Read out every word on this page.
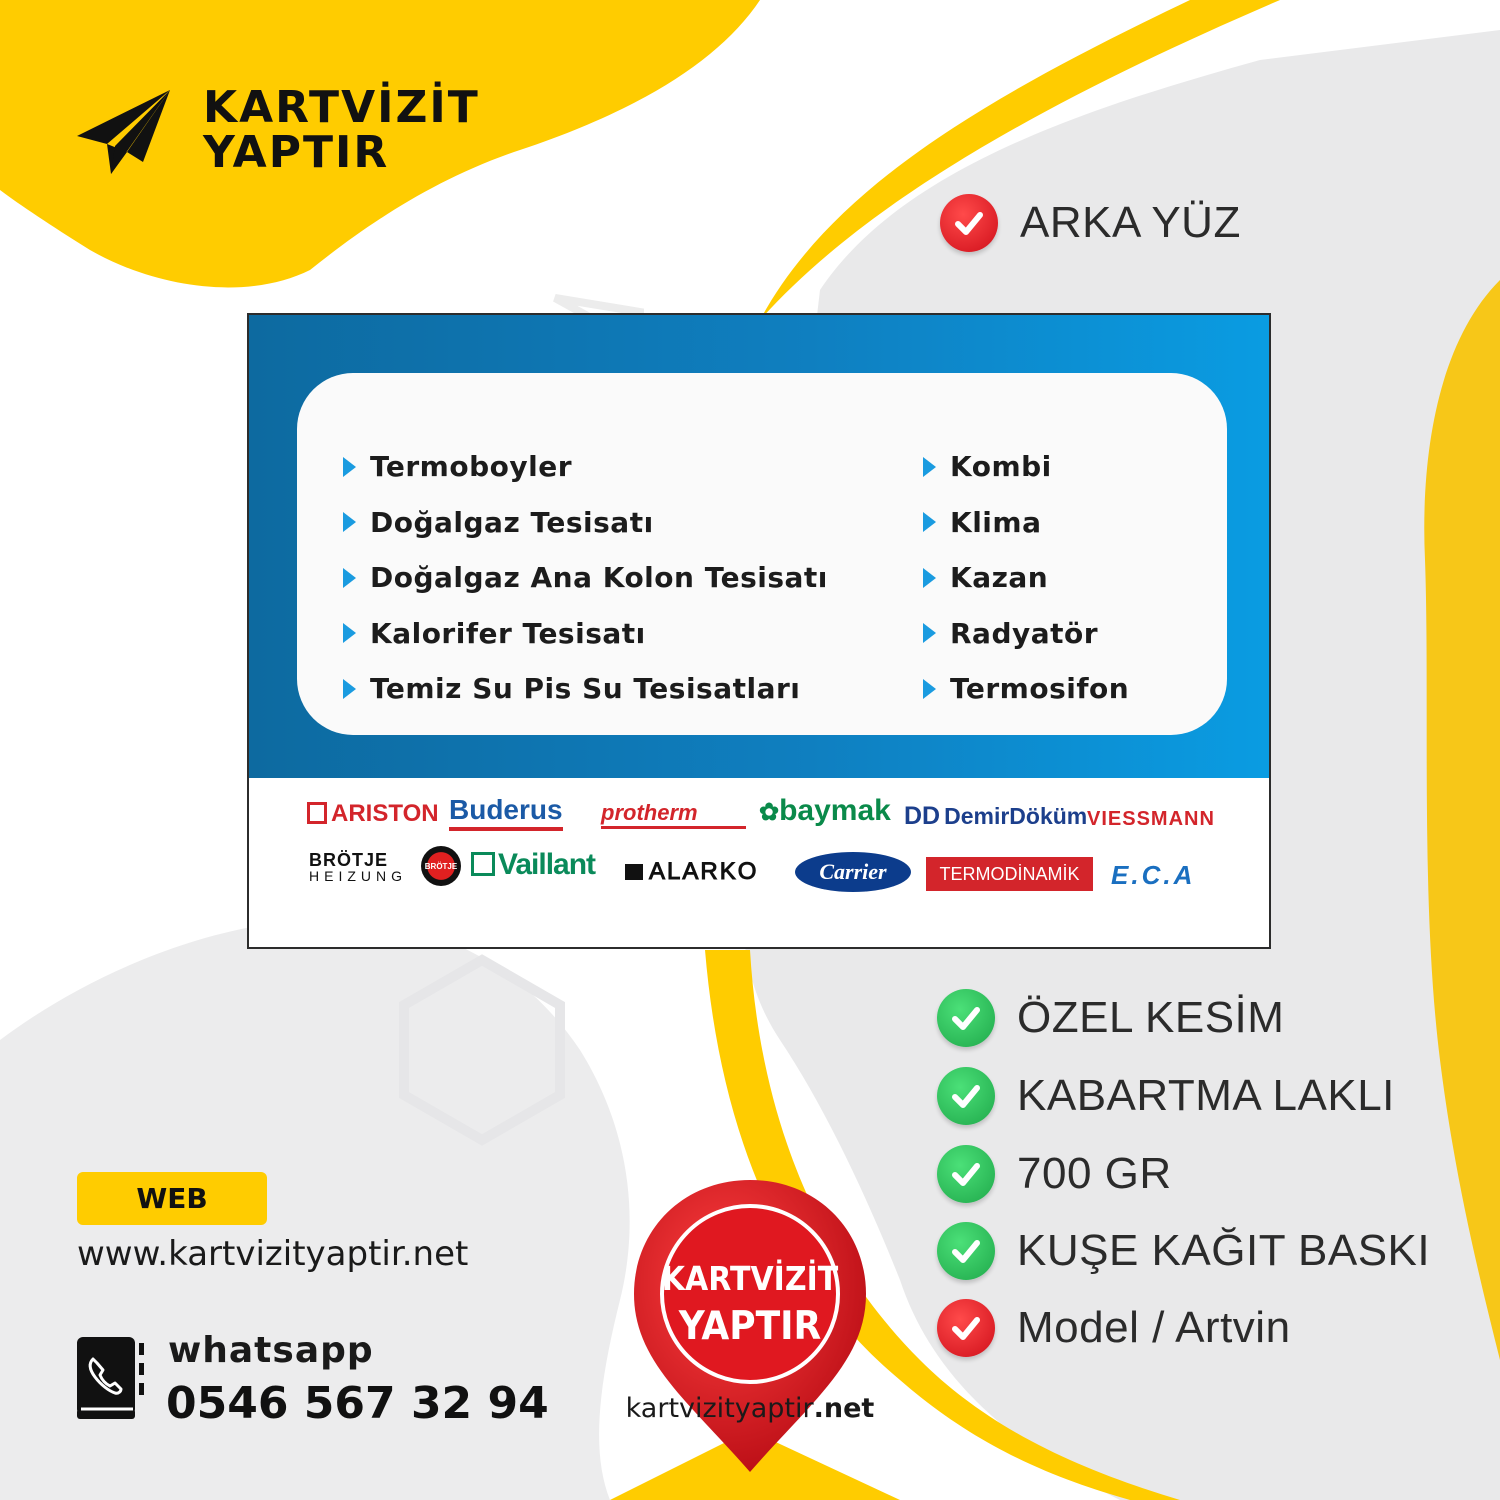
KARTVİZİT
YAPTIR
ARKA YÜZ
Termoboyler
Doğalgaz Tesisatı
Doğalgaz Ana Kolon Tesisatı
Kalorifer Tesisatı
Temiz Su Pis Su Tesisatları
Kombi
Klima
Kazan
Radyatör
Termosifon
ARISTON Buderus protherm	✿baymak DD DemirDöküm VIESSMANN
BRÖTJE
HEIZUNG
BRÖTJE	Vaillant	ALARKO	Carrier	TERMODİNAMİK	E.C.A
ÖZEL KESİM
KABARTMA LAKLI
700 GR
KUŞE KAĞIT BASKI
Model / Artvin
WEB
www.kartvizityaptir.net
whatsapp
0546 567 32 94
KARTVİZİT
YAPTIR
kartvizityaptir.net
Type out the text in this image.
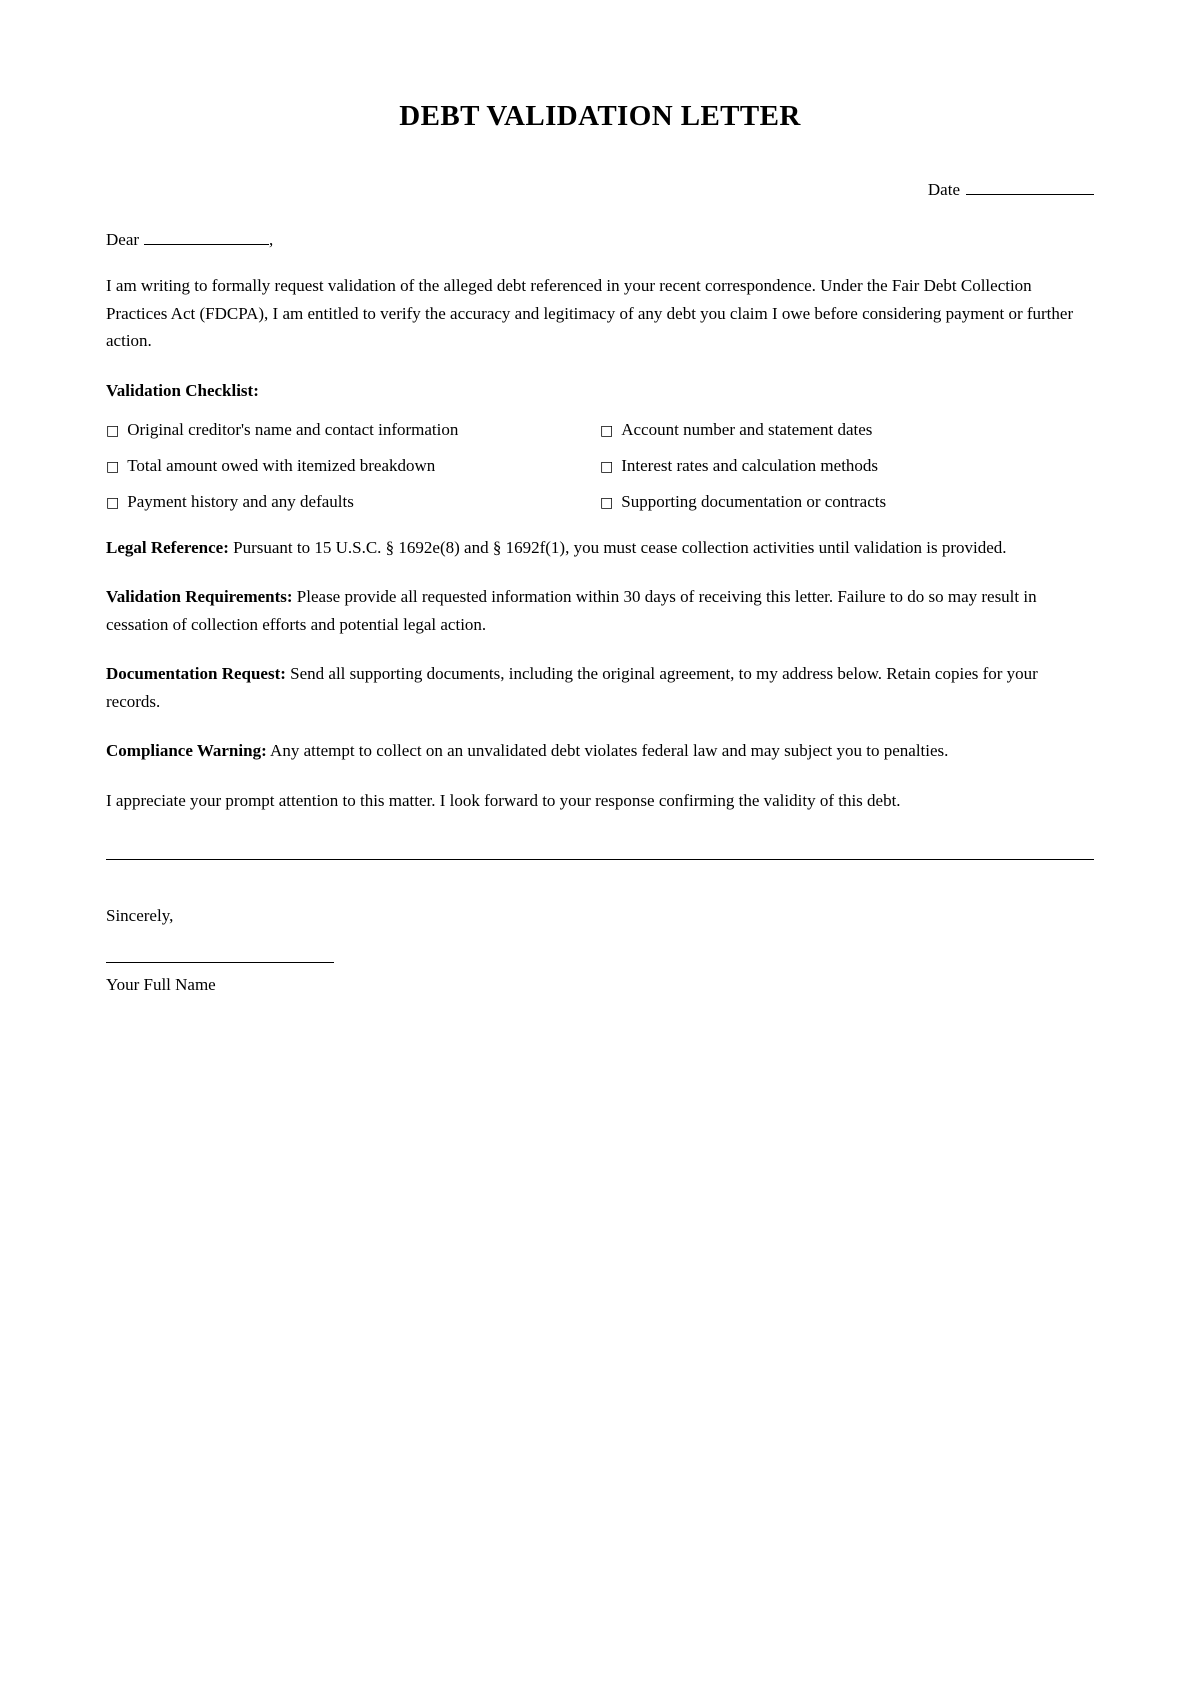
DEBT VALIDATION LETTER
Date
Dear	,

I am writing to formally request validation of the alleged debt referenced in your recent correspondence. Under the Fair Debt Collection Practices Act (FDCPA), I am entitled to verify the accuracy and legitimacy of any debt you claim I owe before considering payment or further action.

Validation Checklist:

□ Original creditor's name and contact information	□ Account number and statement dates
□ Total amount owed with itemized breakdown	□ Interest rates and calculation methods
□ Payment history and any defaults	□ Supporting documentation or contracts

Legal Reference: Pursuant to 15 U.S.C. § 1692e(8) and § 1692f(1), you must cease collection activities until validation is provided.

Validation Requirements: Please provide all requested information within 30 days of receiving this letter. Failure to do so may result in cessation of collection efforts and potential legal action.

Documentation Request: Send all supporting documents, including the original agreement, to my address below. Retain copies for your records.

Compliance Warning: Any attempt to collect on an unvalidated debt violates federal law and may subject you to penalties.

I appreciate your prompt attention to this matter. I look forward to your response confirming the validity of this debt.

Sincerely,
Your Full Name
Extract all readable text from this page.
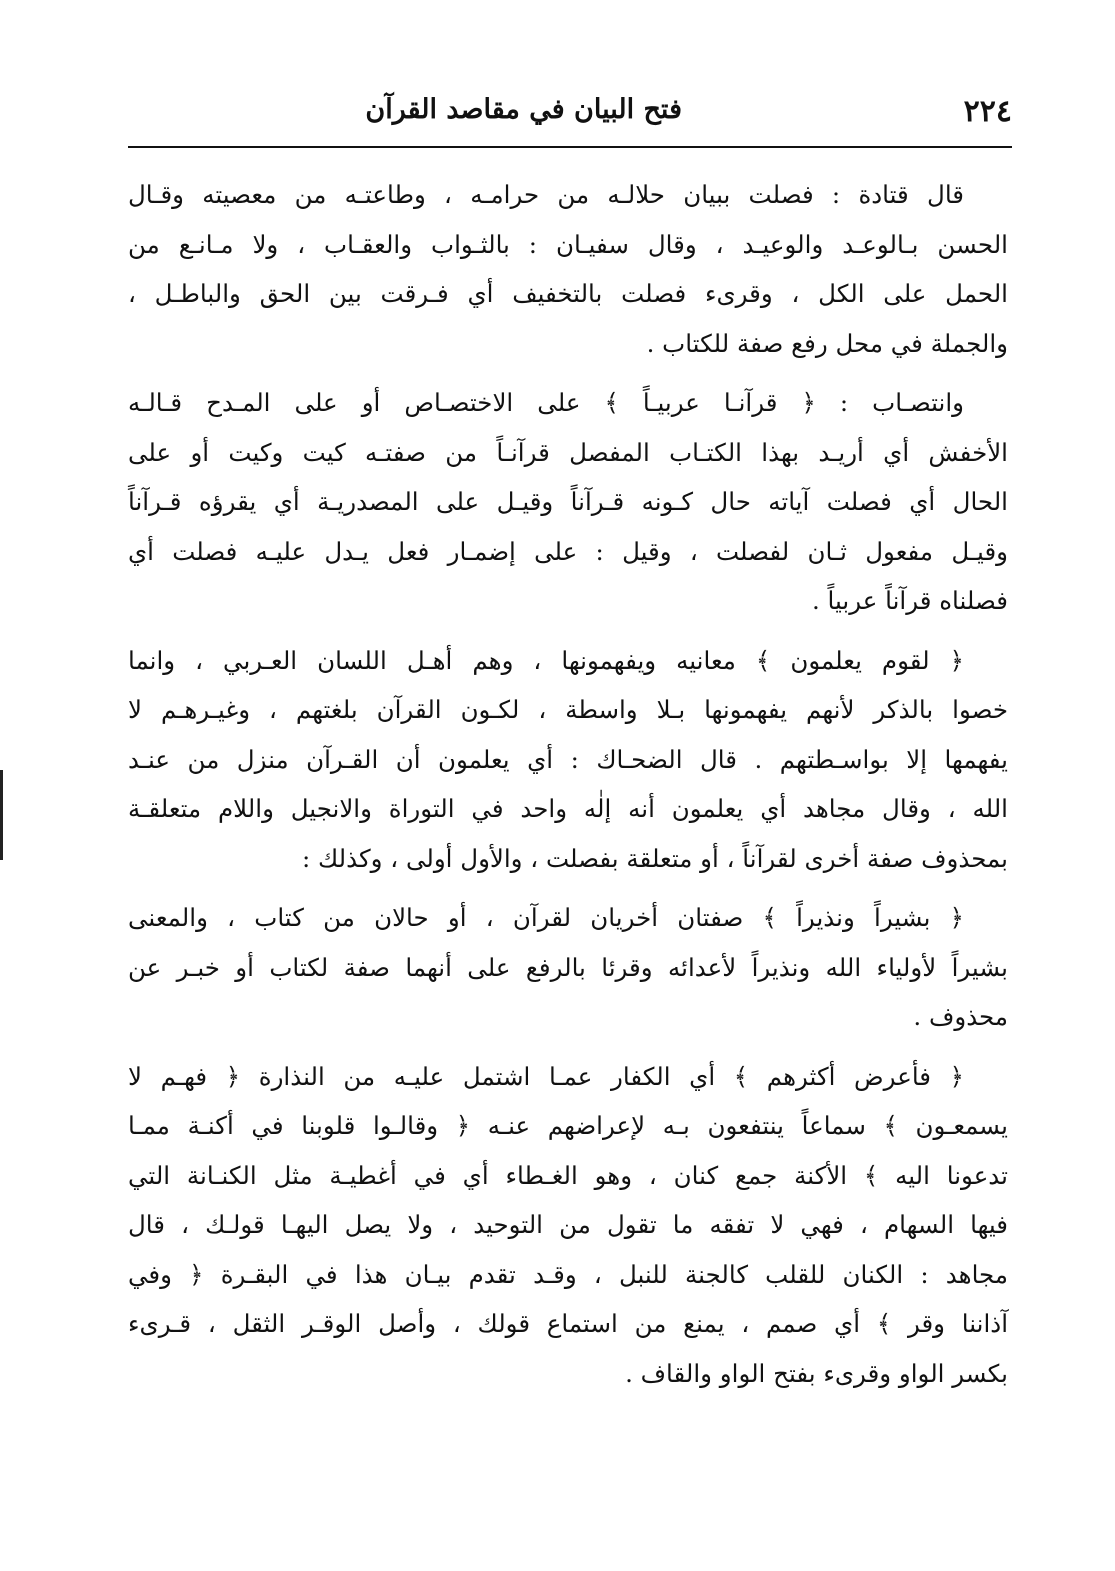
٢٢٤
فتح البيان في مقاصد القرآن

قال قتادة : فصلت ببيان حلالـه من حرامـه ، وطاعتـه من معصيته وقـال
الحسن بـالوعـد والوعيـد ، وقال سفيـان : بالثـواب والعقـاب ، ولا مـانـع من
الحمل على الكل ، وقرىء فصلت بالتخفيف أي فـرقت بين الحق والباطـل ،
والجملة في محل رفع صفة للكتاب .

وانتصـاب : ﴿ قرآنـا عربيـاً ﴾ على الاختصـاص أو على المـدح قـالـه
الأخفش أي أريـد بهذا الكتـاب المفصل قرآنـاً من صفتـه كيت وكيت أو على
الحال أي فصلت آياته حال كـونه قـرآناً وقيـل على المصدريـة أي يقرؤه قـرآناً
وقيـل مفعول ثـان لفصلت ، وقيل : على إضمـار فعل يـدل عليـه فصلت أي
فصلناه قرآناً عربياً .

﴿ لقوم يعلمون ﴾ معانيه ويفهمونها ، وهم أهـل اللسان العـربي ، وانما
خصوا بالذكر لأنهم يفهمونها بـلا واسطة ، لكـون القرآن بلغتهم ، وغيـرهـم لا
يفهمها إلا بواسـطتهم . قال الضحـاك : أي يعلمون أن القـرآن منزل من عنـد
الله ، وقال مجاهد أي يعلمون أنه إلٰه واحد في التوراة والانجيل واللام متعلقـة
بمحذوف صفة أخرى لقرآناً ، أو متعلقة بفصلت ، والأول أولى ، وكذلك :

﴿ بشيراً ونذيراً ﴾ صفتان أخريان لقرآن ، أو حالان من كتاب ، والمعنى
بشيراً لأولياء الله ونذيراً لأعدائه وقرئا بالرفع على أنهما صفة لكتاب أو خبـر عن
محذوف .

﴿ فأعرض أكثرهم ﴾ أي الكفار عمـا اشتمل عليـه من النذارة ﴿ فهـم لا
يسمعـون ﴾ سماعاً ينتفعون بـه لإعراضهم عنـه ﴿ وقالـوا قلوبنا في أكنـة ممـا
تدعونا اليه ﴾ الأكنة جمع كنان ، وهو الغـطاء أي في أغطيـة مثل الكنـانة التي
فيها السهام ، فهي لا تفقه ما تقول من التوحيد ، ولا يصل اليهـا قولـك ، قال
مجاهد : الكنان للقلب كالجنة للنبل ، وقـد تقدم بيـان هذا في البقـرة ﴿ وفي
آذاننا وقر ﴾ أي صمم ، يمنع من استماع قولك ، وأصل الوقـر الثقل ، قـرىء
بكسر الواو وقرىء بفتح الواو والقاف .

# # # #

EXERCISE OBJECTIVE: Leave out every picture, and write out exactly the lines from the one bearing "Extract all readable text from this page." through the final line.

SOLUTION BELOW:
Extract all readable text from this page.
٢٢٤
فتح البيان في مقاصد القرآن

قال قتادة : فصلت ببيان حلالـه من حرامـه ، وطاعتـه من معصيته وقـال
الحسن بـالوعـد والوعيـد ، وقال سفيـان : بالثـواب والعقـاب ، ولا مـانـع من
الحمل على الكل ، وقرىء فصلت بالتخفيف أي فـرقت بين الحق والباطـل ،
والجملة في محل رفع صفة للكتاب .

وانتصـاب : ﴿ قرآنـا عربيـاً ﴾ على الاختصـاص أو على المـدح قـالـه
الأخفش أي أريـد بهذا الكتـاب المفصل قرآنـاً من صفتـه كيت وكيت أو على
الحال أي فصلت آياته حال كـونه قـرآناً وقيـل على المصدريـة أي يقرؤه قـرآناً
وقيـل مفعول ثـان لفصلت ، وقيل : على إضمـار فعل يـدل عليـه فصلت أي
فصلناه قرآناً عربياً .

﴿ لقوم يعلمون ﴾ معانيه ويفهمونها ، وهم أهـل اللسان العـربي ، وانما
خصوا بالذكر لأنهم يفهمونها بـلا واسطة ، لكـون القرآن بلغتهم ، وغيـرهـم لا
يفهمها إلا بواسـطتهم . قال الضحـاك : أي يعلمون أن القـرآن منزل من عنـد
الله ، وقال مجاهد أي يعلمون أنه إلٰه واحد في التوراة والانجيل واللام متعلقـة
بمحذوف صفة أخرى لقرآناً ، أو متعلقة بفصلت ، والأول أولى ، وكذلك :

﴿ بشيراً ونذيراً ﴾ صفتان أخريان لقرآن ، أو حالان من كتاب ، والمعنى
بشيراً لأولياء الله ونذيراً لأعدائه وقرئا بالرفع على أنهما صفة لكتاب أو خبـر عن
محذوف .

﴿ فأعرض أكثرهم ﴾ أي الكفار عمـا اشتمل عليـه من النذارة ﴿ فهـم لا
يسمعـون ﴾ سماعاً ينتفعون بـه لإعراضهم عنـه ﴿ وقالـوا قلوبنا في أكنـة ممـا
تدعونا اليه ﴾ الأكنة جمع كنان ، وهو الغـطاء أي في أغطيـة مثل الكنـانة التي
فيها السهام ، فهي لا تفقه ما تقول من التوحيد ، ولا يصل اليهـا قولـك ، قال
مجاهد : الكنان للقلب كالجنة للنبل ، وقـد تقدم بيـان هذا في البقـرة ﴿ وفي
آذاننا وقر ﴾ أي صمم ، يمنع من استماع قولك ، وأصل الوقـر الثقل ، قـرىء
بكسر الواو وقرىء بفتح الواو والقاف .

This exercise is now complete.